**Data to process**
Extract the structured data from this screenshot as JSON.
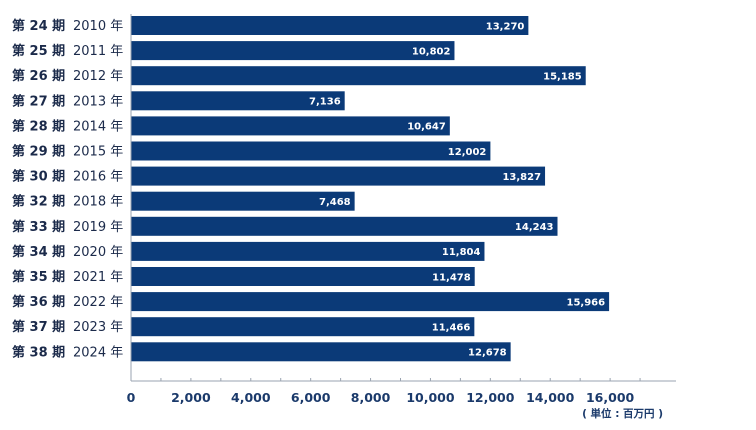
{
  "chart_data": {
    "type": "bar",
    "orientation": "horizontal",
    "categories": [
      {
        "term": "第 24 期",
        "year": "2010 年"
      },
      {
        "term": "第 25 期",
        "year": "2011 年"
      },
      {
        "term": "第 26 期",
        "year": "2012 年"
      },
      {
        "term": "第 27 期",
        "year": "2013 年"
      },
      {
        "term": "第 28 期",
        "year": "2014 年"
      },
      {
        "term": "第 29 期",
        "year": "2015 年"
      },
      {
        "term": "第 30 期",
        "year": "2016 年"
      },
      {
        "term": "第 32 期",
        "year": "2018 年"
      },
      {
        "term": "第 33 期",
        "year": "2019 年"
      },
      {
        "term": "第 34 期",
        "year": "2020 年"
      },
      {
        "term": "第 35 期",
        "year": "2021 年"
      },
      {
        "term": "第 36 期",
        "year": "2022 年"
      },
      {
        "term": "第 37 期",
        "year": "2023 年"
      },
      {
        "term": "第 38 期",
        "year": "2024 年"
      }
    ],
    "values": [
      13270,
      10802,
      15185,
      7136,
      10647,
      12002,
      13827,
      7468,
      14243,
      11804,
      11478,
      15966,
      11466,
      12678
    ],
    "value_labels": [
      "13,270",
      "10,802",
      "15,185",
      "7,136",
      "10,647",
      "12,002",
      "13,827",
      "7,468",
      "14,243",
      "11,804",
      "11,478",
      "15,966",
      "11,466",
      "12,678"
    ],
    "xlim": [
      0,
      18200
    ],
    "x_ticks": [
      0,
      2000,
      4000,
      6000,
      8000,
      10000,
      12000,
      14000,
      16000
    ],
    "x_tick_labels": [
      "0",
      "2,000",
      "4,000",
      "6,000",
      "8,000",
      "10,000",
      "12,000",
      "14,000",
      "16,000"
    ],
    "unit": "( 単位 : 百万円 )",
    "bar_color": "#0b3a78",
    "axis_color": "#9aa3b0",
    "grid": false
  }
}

**Problem description**
Leave out the pictures and output every record above precisely as given.

**Exercise solution**
Extract the structured data from this screenshot as JSON.
{
  "chart_data": {
    "type": "bar",
    "orientation": "horizontal",
    "categories": [
      {
        "term": "第 24 期",
        "year": "2010 年"
      },
      {
        "term": "第 25 期",
        "year": "2011 年"
      },
      {
        "term": "第 26 期",
        "year": "2012 年"
      },
      {
        "term": "第 27 期",
        "year": "2013 年"
      },
      {
        "term": "第 28 期",
        "year": "2014 年"
      },
      {
        "term": "第 29 期",
        "year": "2015 年"
      },
      {
        "term": "第 30 期",
        "year": "2016 年"
      },
      {
        "term": "第 32 期",
        "year": "2018 年"
      },
      {
        "term": "第 33 期",
        "year": "2019 年"
      },
      {
        "term": "第 34 期",
        "year": "2020 年"
      },
      {
        "term": "第 35 期",
        "year": "2021 年"
      },
      {
        "term": "第 36 期",
        "year": "2022 年"
      },
      {
        "term": "第 37 期",
        "year": "2023 年"
      },
      {
        "term": "第 38 期",
        "year": "2024 年"
      }
    ],
    "values": [
      13270,
      10802,
      15185,
      7136,
      10647,
      12002,
      13827,
      7468,
      14243,
      11804,
      11478,
      15966,
      11466,
      12678
    ],
    "value_labels": [
      "13,270",
      "10,802",
      "15,185",
      "7,136",
      "10,647",
      "12,002",
      "13,827",
      "7,468",
      "14,243",
      "11,804",
      "11,478",
      "15,966",
      "11,466",
      "12,678"
    ],
    "xlim": [
      0,
      18200
    ],
    "x_ticks": [
      0,
      2000,
      4000,
      6000,
      8000,
      10000,
      12000,
      14000,
      16000
    ],
    "x_tick_labels": [
      "0",
      "2,000",
      "4,000",
      "6,000",
      "8,000",
      "10,000",
      "12,000",
      "14,000",
      "16,000"
    ],
    "unit": "( 単位 : 百万円 )",
    "bar_color": "#0b3a78",
    "axis_color": "#9aa3b0",
    "grid": false
  }
}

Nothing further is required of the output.